Start Records to use

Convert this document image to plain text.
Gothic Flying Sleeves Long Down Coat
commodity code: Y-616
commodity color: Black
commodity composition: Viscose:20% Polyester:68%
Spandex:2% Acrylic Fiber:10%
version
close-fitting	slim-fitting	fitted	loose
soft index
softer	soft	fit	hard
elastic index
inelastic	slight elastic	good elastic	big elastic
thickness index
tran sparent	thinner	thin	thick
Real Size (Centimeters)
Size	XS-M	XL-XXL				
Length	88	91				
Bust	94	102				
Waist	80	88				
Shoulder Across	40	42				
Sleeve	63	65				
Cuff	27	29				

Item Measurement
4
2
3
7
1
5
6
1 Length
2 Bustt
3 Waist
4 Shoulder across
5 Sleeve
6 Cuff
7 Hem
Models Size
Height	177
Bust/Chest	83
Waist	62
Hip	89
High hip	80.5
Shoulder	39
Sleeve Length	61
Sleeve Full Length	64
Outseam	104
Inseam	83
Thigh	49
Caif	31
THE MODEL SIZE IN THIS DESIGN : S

End Records to use

Task –
Make an exact copy of every entry.

Output of the task –
Convert this document image to plain text.
Gothic Flying Sleeves Long Down Coat
commodity code: Y-616
commodity color: Black
commodity composition: Viscose:20% Polyester:68%
Spandex:2% Acrylic Fiber:10%
version
close-fitting	slim-fitting	fitted	loose
soft index
softer	soft	fit	hard
elastic index
inelastic	slight elastic	good elastic	big elastic
thickness index
tran sparent	thinner	thin	thick
Real Size (Centimeters)
Size	XS-M	XL-XXL				
Length	88	91				
Bust	94	102				
Waist	80	88				
Shoulder Across	40	42				
Sleeve	63	65				
Cuff	27	29				

Item Measurement
4
2
3
7
1
5
6
1 Length
2 Bustt
3 Waist
4 Shoulder across
5 Sleeve
6 Cuff
7 Hem
Models Size
Height	177
Bust/Chest	83
Waist	62
Hip	89
High hip	80.5
Shoulder	39
Sleeve Length	61
Sleeve Full Length	64
Outseam	104
Inseam	83
Thigh	49
Caif	31
THE MODEL SIZE IN THIS DESIGN : S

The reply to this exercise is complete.